What you have to do –
Pick every line with "much" from the material below.

-- Begin Records for this exercise --

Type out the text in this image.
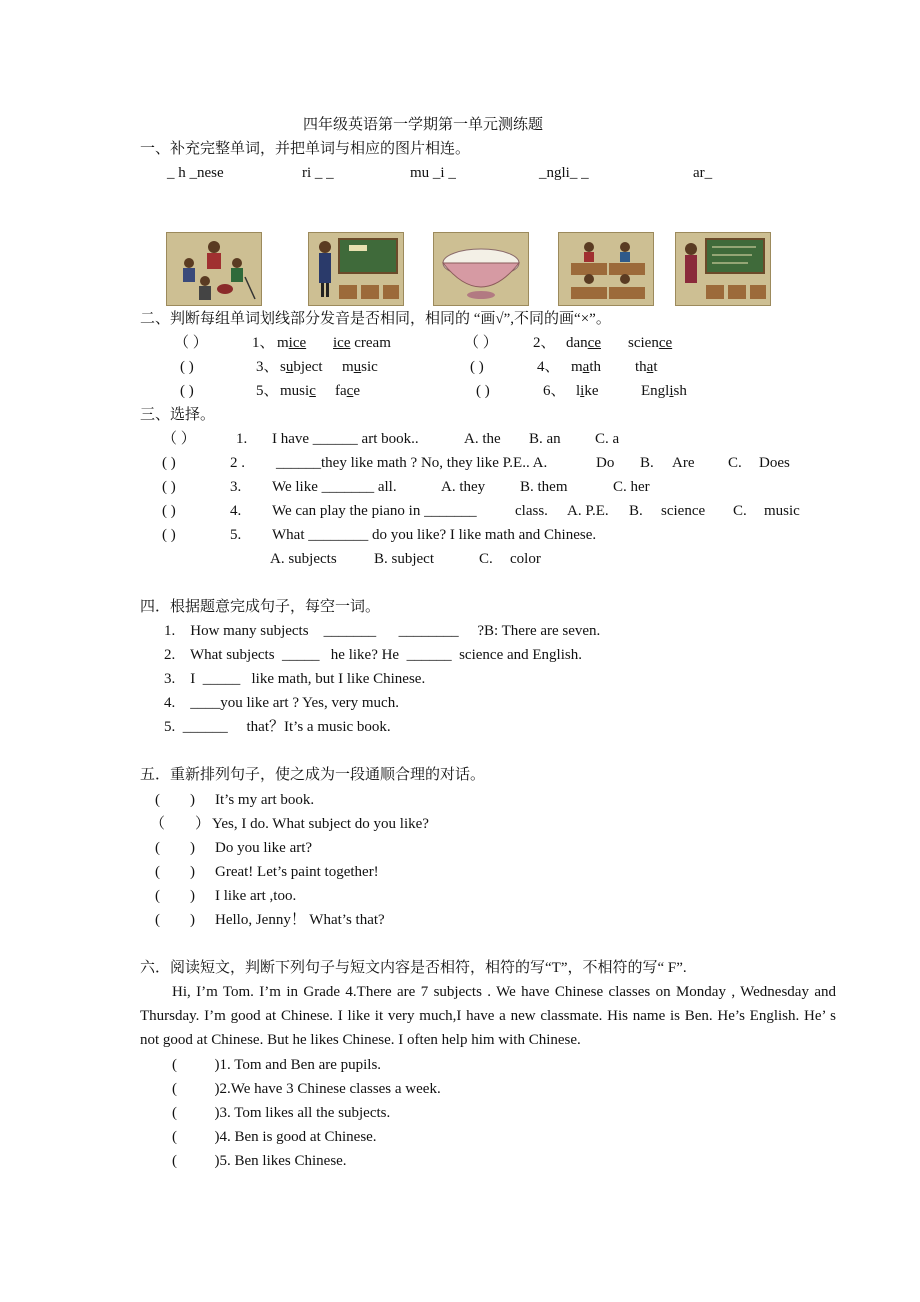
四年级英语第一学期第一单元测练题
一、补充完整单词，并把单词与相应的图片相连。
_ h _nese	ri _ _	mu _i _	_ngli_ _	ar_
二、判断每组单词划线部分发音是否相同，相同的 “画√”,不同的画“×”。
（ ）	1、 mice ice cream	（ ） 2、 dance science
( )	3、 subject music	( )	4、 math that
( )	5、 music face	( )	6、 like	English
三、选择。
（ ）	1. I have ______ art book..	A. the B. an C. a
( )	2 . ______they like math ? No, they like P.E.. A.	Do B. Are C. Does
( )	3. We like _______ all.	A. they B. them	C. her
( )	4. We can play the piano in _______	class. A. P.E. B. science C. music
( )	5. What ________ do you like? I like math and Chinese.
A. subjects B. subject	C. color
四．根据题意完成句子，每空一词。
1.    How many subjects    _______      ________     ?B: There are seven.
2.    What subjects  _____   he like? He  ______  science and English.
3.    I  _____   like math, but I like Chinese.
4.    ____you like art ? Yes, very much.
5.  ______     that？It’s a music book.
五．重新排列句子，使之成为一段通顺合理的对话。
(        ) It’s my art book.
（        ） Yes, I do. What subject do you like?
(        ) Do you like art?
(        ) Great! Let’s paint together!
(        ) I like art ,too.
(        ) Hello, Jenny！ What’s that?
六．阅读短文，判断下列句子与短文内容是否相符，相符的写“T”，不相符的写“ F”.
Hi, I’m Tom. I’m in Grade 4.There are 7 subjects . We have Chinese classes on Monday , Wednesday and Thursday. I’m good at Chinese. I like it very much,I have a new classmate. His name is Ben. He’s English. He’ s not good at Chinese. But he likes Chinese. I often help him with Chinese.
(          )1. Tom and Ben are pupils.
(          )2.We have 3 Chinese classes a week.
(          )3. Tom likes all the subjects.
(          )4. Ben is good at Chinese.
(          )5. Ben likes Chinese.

-- End Records for this exercise --
-- Begin Records for this exercise --

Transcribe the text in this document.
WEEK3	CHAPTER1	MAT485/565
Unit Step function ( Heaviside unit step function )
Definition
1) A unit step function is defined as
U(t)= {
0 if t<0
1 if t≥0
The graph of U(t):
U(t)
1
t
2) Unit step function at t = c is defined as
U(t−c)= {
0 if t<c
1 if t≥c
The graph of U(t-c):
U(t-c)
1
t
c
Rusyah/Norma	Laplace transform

-- End Records for this exercise --

Full response –
4.    ____you like art ? Yes, very much.
Hi, I’m Tom. I’m in Grade 4.There are 7 subjects . We have Chinese classes on Monday , Wednesday and Thursday. I’m good at Chinese. I like it very much,I have a new classmate. His name is Ben. He’s English. He’ s not good at Chinese. But he likes Chinese. I often help him with Chinese.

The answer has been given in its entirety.